[start]

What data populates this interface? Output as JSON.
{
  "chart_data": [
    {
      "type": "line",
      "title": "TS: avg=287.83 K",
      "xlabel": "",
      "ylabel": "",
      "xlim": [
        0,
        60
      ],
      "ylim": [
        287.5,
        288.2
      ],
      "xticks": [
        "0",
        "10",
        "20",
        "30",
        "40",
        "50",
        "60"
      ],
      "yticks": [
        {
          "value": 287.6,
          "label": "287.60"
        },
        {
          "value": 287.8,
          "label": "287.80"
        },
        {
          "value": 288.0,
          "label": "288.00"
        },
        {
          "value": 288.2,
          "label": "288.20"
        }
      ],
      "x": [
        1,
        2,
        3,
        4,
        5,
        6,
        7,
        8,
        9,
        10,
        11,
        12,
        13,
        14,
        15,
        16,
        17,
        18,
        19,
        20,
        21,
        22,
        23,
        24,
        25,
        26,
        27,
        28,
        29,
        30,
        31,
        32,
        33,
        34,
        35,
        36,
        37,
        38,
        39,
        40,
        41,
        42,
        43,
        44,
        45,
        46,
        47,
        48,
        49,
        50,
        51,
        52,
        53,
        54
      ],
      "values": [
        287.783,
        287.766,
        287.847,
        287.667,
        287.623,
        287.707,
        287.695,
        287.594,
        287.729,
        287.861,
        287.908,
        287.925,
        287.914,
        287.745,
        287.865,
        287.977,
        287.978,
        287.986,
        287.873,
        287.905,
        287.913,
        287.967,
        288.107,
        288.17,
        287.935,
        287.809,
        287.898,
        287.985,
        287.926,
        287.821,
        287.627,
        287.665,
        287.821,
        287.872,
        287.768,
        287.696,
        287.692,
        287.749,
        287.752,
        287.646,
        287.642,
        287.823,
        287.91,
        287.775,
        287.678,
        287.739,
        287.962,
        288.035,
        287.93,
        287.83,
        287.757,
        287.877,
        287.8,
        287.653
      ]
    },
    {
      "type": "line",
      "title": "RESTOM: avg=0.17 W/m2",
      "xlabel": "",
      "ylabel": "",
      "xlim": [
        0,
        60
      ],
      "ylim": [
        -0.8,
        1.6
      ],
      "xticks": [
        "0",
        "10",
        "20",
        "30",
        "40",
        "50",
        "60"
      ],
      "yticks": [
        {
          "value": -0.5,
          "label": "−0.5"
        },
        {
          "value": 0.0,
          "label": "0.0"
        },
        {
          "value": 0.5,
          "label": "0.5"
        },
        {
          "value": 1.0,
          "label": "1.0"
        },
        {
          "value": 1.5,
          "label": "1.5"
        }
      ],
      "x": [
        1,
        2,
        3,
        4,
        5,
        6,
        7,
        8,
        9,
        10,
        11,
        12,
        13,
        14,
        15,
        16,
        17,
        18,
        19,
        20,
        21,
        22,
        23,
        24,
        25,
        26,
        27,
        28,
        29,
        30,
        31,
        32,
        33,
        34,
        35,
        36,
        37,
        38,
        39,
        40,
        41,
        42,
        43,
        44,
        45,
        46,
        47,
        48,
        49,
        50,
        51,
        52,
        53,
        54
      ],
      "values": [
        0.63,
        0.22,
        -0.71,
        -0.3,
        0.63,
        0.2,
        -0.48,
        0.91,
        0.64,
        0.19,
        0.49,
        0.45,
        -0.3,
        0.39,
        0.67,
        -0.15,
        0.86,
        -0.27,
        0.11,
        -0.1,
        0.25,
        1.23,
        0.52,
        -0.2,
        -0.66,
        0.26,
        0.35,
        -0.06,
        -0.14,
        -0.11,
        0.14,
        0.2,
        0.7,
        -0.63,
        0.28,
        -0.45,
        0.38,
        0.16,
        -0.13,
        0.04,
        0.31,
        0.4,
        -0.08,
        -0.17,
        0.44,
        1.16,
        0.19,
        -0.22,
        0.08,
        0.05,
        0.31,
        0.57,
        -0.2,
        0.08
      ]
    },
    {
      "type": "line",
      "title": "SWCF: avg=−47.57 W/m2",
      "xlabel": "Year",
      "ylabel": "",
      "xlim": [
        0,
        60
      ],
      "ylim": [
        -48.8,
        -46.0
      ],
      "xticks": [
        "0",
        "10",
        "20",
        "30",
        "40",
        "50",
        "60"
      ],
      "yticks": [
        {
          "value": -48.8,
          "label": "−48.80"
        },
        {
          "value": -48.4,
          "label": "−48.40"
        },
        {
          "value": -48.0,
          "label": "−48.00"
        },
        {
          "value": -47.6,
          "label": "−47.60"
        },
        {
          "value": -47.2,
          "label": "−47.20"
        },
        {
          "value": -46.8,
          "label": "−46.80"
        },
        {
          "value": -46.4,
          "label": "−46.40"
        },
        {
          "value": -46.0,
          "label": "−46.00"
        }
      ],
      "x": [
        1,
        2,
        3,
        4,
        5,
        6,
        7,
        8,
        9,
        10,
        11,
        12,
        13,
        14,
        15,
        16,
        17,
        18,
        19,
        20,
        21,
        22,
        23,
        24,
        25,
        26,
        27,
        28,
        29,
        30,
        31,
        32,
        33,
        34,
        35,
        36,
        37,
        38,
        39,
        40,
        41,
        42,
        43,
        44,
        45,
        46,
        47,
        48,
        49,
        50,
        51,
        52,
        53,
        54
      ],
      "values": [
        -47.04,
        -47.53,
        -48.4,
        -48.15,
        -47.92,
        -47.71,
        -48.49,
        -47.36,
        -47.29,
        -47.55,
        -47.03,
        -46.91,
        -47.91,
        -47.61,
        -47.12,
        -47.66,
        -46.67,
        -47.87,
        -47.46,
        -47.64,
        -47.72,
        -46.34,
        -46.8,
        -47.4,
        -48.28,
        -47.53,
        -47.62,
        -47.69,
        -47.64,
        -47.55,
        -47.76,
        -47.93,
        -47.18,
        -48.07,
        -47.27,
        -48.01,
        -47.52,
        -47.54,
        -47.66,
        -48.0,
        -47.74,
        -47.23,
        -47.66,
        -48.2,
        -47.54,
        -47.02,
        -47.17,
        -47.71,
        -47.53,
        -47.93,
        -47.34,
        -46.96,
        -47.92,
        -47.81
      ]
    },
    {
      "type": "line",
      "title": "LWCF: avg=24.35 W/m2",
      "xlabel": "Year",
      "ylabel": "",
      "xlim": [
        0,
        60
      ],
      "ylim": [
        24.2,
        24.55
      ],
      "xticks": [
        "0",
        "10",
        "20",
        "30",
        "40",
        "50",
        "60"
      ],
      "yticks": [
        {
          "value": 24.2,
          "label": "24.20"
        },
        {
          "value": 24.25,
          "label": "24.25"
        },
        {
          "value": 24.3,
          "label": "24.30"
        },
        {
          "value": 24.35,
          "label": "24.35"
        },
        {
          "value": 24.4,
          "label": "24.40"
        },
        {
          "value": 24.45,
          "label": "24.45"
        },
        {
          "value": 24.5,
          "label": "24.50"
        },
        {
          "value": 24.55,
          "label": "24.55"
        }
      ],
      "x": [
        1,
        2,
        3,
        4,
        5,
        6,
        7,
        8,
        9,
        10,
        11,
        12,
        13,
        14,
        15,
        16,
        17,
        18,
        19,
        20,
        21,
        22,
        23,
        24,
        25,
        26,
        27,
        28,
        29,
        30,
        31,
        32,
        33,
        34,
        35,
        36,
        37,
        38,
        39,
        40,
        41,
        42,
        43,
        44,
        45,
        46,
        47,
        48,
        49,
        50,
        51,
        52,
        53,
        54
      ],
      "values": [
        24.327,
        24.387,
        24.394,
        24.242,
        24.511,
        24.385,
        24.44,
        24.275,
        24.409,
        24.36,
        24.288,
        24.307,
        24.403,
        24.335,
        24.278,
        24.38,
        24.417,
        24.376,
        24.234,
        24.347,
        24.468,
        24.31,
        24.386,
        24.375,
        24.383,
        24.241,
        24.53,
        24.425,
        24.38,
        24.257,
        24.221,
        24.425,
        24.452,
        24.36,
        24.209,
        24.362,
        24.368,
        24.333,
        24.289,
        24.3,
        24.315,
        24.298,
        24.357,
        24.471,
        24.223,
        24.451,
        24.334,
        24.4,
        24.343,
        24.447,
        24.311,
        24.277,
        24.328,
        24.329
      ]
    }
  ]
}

[end]

Your task
From the listing above, pick out each line where the word "title" appears.

Response for this exercise
      "title": "TS: avg=287.83 K",
      "title": "RESTOM: avg=0.17 W/m2",
      "title": "SWCF: avg=−47.57 W/m2",
      "title": "LWCF: avg=24.35 W/m2",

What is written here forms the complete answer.